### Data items
-- START --
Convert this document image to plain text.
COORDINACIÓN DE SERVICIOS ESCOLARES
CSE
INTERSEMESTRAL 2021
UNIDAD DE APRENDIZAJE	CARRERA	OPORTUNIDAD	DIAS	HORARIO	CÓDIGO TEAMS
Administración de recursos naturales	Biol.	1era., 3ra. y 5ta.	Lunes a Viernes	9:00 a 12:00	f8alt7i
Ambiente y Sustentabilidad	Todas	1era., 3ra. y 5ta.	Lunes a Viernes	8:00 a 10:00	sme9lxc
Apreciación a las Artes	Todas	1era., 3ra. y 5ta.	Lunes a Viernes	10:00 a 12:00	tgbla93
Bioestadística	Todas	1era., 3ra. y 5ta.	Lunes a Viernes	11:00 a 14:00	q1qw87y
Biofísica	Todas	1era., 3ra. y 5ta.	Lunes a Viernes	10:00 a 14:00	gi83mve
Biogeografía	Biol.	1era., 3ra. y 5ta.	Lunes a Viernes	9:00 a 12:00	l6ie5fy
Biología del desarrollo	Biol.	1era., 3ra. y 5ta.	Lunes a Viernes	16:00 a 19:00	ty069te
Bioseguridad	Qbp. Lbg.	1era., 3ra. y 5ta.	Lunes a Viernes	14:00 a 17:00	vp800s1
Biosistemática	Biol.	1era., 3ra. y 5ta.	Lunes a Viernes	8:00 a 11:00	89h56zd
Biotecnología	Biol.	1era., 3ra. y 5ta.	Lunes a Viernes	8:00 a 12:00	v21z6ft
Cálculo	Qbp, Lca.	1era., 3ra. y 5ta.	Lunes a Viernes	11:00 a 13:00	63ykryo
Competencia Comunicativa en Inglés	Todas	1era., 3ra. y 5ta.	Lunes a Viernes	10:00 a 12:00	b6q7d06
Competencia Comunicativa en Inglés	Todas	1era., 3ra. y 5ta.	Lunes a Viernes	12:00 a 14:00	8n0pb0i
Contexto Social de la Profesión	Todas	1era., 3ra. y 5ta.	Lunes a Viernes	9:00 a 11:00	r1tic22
-- END --
### What to do
Your task is to quote all of the data word for word.

### Full response
Convert this document image to plain text.
COORDINACIÓN DE SERVICIOS ESCOLARES
CSE
INTERSEMESTRAL 2021
UNIDAD DE APRENDIZAJE	CARRERA	OPORTUNIDAD	DIAS	HORARIO	CÓDIGO TEAMS
Administración de recursos naturales	Biol.	1era., 3ra. y 5ta.	Lunes a Viernes	9:00 a 12:00	f8alt7i
Ambiente y Sustentabilidad	Todas	1era., 3ra. y 5ta.	Lunes a Viernes	8:00 a 10:00	sme9lxc
Apreciación a las Artes	Todas	1era., 3ra. y 5ta.	Lunes a Viernes	10:00 a 12:00	tgbla93
Bioestadística	Todas	1era., 3ra. y 5ta.	Lunes a Viernes	11:00 a 14:00	q1qw87y
Biofísica	Todas	1era., 3ra. y 5ta.	Lunes a Viernes	10:00 a 14:00	gi83mve
Biogeografía	Biol.	1era., 3ra. y 5ta.	Lunes a Viernes	9:00 a 12:00	l6ie5fy
Biología del desarrollo	Biol.	1era., 3ra. y 5ta.	Lunes a Viernes	16:00 a 19:00	ty069te
Bioseguridad	Qbp. Lbg.	1era., 3ra. y 5ta.	Lunes a Viernes	14:00 a 17:00	vp800s1
Biosistemática	Biol.	1era., 3ra. y 5ta.	Lunes a Viernes	8:00 a 11:00	89h56zd
Biotecnología	Biol.	1era., 3ra. y 5ta.	Lunes a Viernes	8:00 a 12:00	v21z6ft
Cálculo	Qbp, Lca.	1era., 3ra. y 5ta.	Lunes a Viernes	11:00 a 13:00	63ykryo
Competencia Comunicativa en Inglés	Todas	1era., 3ra. y 5ta.	Lunes a Viernes	10:00 a 12:00	b6q7d06
Competencia Comunicativa en Inglés	Todas	1era., 3ra. y 5ta.	Lunes a Viernes	12:00 a 14:00	8n0pb0i
Contexto Social de la Profesión	Todas	1era., 3ra. y 5ta.	Lunes a Viernes	9:00 a 11:00	r1tic22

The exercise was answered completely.